[BEGIN RECORDS]

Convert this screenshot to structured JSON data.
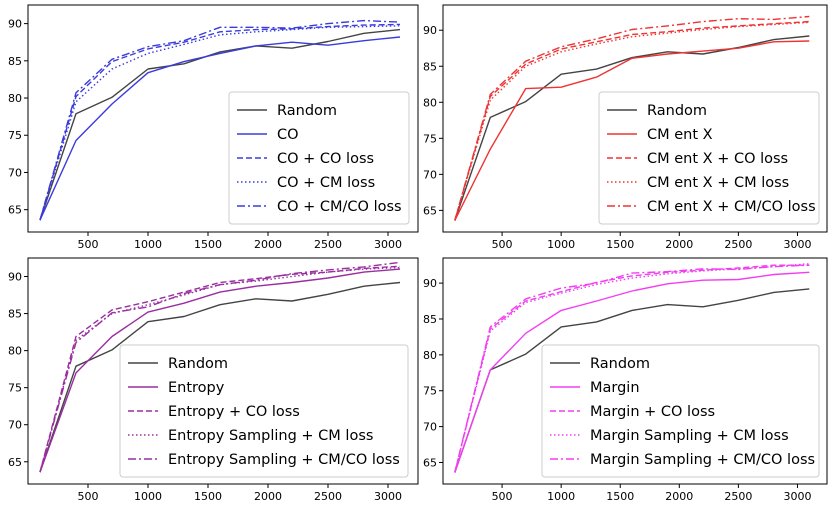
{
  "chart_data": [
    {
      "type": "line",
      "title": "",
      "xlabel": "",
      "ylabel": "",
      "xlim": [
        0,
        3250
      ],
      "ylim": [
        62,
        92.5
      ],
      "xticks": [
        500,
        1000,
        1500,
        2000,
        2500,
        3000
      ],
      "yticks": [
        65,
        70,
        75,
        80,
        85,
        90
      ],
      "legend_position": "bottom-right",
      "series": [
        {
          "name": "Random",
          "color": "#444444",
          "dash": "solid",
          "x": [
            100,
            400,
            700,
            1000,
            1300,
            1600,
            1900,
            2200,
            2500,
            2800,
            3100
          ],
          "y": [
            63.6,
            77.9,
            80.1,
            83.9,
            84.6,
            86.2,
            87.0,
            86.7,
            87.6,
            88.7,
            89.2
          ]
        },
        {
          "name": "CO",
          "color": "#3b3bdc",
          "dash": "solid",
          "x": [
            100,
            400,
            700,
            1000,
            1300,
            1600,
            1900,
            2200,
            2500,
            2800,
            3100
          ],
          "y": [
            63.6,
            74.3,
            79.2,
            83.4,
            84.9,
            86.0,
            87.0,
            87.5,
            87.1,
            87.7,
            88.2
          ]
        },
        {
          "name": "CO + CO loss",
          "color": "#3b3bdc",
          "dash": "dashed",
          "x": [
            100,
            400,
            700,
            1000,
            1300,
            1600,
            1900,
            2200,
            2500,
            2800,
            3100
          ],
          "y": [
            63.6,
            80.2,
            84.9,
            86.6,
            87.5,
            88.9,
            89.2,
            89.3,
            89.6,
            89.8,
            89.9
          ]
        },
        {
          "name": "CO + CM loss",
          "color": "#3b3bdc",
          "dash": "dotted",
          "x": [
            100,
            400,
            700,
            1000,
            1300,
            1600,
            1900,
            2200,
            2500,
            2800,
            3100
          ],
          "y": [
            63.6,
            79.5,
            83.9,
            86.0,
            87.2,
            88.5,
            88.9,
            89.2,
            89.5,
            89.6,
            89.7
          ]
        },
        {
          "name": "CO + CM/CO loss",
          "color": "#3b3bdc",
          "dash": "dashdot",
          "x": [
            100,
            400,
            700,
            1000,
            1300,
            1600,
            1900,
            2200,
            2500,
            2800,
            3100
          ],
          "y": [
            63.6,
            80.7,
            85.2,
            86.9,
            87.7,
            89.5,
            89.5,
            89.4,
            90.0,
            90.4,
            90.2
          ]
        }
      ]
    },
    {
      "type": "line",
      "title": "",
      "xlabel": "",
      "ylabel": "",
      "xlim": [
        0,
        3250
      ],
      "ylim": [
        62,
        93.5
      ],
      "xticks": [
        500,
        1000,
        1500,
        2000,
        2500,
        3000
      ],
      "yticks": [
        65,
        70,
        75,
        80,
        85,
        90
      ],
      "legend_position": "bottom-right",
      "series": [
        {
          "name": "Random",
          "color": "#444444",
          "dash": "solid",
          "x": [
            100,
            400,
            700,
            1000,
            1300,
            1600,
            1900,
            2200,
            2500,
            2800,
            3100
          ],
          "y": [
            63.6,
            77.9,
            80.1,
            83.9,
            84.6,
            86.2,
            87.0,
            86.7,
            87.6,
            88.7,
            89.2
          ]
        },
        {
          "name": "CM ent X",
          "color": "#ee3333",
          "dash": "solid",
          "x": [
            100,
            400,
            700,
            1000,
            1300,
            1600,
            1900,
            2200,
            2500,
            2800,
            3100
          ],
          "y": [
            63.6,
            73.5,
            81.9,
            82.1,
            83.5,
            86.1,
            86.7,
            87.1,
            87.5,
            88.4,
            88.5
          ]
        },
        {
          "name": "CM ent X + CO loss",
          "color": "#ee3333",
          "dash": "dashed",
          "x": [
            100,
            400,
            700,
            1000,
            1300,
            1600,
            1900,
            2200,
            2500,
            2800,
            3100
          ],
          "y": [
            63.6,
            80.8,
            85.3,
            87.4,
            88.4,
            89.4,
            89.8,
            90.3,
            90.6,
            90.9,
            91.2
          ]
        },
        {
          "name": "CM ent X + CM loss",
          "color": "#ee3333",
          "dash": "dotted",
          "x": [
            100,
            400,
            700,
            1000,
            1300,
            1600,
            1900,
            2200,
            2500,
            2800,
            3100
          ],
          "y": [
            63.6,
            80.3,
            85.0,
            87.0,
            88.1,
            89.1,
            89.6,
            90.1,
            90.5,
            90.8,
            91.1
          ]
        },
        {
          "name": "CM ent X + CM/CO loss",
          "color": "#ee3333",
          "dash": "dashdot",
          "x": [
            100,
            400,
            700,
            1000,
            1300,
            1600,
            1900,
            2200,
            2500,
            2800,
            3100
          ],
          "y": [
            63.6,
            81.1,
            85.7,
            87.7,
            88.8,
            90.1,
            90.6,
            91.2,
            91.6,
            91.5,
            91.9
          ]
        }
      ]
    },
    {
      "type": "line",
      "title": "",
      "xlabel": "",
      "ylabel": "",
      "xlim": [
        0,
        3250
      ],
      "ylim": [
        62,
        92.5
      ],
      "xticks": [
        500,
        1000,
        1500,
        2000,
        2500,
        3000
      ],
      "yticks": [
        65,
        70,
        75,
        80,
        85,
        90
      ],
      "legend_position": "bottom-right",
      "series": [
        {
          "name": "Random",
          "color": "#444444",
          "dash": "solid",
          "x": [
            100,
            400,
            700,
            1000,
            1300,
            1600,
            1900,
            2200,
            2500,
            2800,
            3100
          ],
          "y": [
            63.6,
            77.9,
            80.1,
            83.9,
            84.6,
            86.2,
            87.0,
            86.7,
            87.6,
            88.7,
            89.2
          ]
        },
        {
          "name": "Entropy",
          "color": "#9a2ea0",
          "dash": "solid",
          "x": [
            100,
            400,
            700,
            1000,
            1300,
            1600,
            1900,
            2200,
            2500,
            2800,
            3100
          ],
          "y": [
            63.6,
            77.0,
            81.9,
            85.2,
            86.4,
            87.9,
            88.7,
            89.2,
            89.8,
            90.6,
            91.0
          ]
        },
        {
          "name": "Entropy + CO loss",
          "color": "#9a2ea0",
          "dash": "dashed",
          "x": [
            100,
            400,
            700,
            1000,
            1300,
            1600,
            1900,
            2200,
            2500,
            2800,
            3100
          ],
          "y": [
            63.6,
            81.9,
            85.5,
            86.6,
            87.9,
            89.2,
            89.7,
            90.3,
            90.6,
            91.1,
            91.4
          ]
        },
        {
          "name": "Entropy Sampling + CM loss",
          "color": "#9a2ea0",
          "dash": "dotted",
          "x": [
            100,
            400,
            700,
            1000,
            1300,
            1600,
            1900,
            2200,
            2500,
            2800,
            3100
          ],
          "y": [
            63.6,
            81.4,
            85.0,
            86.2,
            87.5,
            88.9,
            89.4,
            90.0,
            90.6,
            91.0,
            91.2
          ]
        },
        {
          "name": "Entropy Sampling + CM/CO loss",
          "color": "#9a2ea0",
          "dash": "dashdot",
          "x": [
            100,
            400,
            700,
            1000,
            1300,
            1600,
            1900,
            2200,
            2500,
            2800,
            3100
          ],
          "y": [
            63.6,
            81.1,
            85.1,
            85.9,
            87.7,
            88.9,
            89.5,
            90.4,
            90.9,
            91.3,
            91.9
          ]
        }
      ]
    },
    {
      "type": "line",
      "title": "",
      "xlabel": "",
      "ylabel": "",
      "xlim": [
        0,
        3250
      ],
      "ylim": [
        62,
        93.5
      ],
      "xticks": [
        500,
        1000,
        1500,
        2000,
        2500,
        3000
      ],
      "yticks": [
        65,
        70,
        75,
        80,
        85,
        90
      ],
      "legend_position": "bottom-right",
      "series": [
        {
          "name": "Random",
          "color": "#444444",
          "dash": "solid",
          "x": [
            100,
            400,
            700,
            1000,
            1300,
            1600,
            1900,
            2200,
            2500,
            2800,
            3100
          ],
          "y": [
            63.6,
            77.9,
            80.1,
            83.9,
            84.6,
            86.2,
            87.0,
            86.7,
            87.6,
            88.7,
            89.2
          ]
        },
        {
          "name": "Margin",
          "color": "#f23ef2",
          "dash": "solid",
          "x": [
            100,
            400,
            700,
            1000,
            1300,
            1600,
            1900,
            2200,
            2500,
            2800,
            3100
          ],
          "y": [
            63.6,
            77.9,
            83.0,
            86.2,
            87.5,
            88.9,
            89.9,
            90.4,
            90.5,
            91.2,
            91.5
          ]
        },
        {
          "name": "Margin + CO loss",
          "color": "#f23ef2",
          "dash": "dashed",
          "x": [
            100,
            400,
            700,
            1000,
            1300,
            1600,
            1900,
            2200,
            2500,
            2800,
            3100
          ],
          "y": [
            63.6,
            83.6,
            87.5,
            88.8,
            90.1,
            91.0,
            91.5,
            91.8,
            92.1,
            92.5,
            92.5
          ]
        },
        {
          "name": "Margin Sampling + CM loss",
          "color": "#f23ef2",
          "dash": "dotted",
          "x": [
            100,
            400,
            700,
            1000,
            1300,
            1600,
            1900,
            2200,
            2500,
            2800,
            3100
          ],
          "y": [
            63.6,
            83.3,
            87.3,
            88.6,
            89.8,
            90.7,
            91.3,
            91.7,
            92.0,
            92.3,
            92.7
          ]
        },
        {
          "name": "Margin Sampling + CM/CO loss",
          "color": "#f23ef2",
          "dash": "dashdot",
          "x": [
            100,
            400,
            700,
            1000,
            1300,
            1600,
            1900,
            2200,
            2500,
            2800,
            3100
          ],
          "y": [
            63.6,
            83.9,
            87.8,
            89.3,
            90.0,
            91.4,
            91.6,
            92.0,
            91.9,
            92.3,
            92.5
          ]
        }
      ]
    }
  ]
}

[END RECORDS]
[BEGIN RECORDS]

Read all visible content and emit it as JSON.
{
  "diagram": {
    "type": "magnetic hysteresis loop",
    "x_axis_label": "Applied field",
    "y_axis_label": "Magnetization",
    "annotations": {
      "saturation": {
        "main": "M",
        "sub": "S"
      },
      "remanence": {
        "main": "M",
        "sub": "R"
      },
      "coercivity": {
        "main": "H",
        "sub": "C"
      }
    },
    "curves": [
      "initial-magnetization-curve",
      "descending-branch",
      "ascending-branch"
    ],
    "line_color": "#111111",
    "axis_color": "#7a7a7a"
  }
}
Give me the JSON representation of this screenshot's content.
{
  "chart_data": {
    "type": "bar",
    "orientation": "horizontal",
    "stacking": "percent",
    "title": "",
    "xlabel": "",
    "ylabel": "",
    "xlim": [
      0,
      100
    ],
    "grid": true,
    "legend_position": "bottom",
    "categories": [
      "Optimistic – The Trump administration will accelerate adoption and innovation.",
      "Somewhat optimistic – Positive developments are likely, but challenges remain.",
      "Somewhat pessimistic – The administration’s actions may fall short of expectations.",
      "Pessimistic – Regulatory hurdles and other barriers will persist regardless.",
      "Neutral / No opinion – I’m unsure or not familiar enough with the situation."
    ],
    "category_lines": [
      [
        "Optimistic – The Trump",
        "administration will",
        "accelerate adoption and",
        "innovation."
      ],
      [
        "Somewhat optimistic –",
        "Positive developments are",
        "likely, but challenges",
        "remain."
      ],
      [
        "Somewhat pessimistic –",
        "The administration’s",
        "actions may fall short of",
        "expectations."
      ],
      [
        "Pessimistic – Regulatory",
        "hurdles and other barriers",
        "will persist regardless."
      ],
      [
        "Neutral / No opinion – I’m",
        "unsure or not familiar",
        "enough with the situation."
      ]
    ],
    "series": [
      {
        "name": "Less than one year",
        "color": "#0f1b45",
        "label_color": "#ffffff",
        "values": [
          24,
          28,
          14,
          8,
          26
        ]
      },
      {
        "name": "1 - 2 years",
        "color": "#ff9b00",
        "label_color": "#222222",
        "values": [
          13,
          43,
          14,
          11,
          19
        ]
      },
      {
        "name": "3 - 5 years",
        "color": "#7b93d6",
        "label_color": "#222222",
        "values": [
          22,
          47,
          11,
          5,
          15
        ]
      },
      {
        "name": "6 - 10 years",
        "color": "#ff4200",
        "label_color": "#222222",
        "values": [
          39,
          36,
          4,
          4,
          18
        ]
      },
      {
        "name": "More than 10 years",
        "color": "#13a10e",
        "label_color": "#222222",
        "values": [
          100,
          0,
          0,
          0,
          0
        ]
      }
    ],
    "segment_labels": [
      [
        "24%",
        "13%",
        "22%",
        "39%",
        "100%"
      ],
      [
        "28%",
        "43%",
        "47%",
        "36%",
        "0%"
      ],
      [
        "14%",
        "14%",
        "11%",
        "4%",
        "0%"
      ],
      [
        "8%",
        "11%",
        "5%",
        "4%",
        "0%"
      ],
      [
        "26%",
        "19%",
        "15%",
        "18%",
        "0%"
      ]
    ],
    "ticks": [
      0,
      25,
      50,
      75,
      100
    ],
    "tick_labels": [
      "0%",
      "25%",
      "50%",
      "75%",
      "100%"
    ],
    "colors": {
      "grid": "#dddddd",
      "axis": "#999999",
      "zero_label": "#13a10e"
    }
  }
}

[END RECORDS]
[BEGIN RECORDS]

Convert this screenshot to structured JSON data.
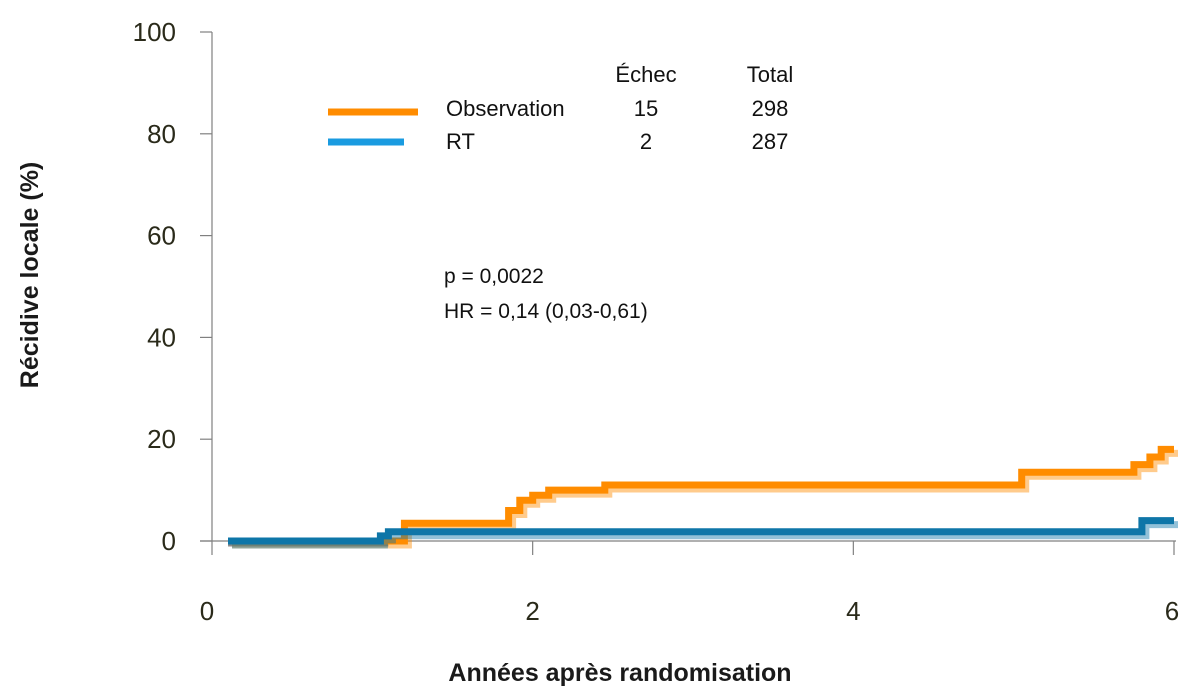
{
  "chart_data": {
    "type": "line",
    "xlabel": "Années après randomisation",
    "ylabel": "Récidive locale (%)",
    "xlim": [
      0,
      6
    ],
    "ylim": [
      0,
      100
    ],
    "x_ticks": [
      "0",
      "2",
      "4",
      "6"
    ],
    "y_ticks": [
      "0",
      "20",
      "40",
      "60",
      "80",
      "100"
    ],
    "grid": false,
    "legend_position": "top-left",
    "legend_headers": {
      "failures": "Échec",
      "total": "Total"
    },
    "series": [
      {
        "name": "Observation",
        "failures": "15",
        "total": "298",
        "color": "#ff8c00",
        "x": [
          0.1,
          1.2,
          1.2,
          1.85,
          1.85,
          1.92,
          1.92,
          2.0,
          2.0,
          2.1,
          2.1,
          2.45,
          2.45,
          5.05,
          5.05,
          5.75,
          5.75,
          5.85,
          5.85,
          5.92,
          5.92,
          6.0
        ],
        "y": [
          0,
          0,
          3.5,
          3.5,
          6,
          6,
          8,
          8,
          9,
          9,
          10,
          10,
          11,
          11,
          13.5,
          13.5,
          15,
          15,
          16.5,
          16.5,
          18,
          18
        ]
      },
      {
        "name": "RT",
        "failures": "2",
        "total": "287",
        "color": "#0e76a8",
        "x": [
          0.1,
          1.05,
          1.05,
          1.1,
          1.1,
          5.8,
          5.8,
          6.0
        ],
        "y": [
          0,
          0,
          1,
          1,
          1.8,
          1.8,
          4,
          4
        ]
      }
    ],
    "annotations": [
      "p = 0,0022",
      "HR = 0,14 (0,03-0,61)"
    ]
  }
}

[END RECORDS]

THE PROBLEM
Copy out every line of the listing that includes the string "with".

RESPONSE TO THIS TASK
      "Neutral / No opinion – I’m unsure or not familiar enough with the situation."
        "enough with the situation."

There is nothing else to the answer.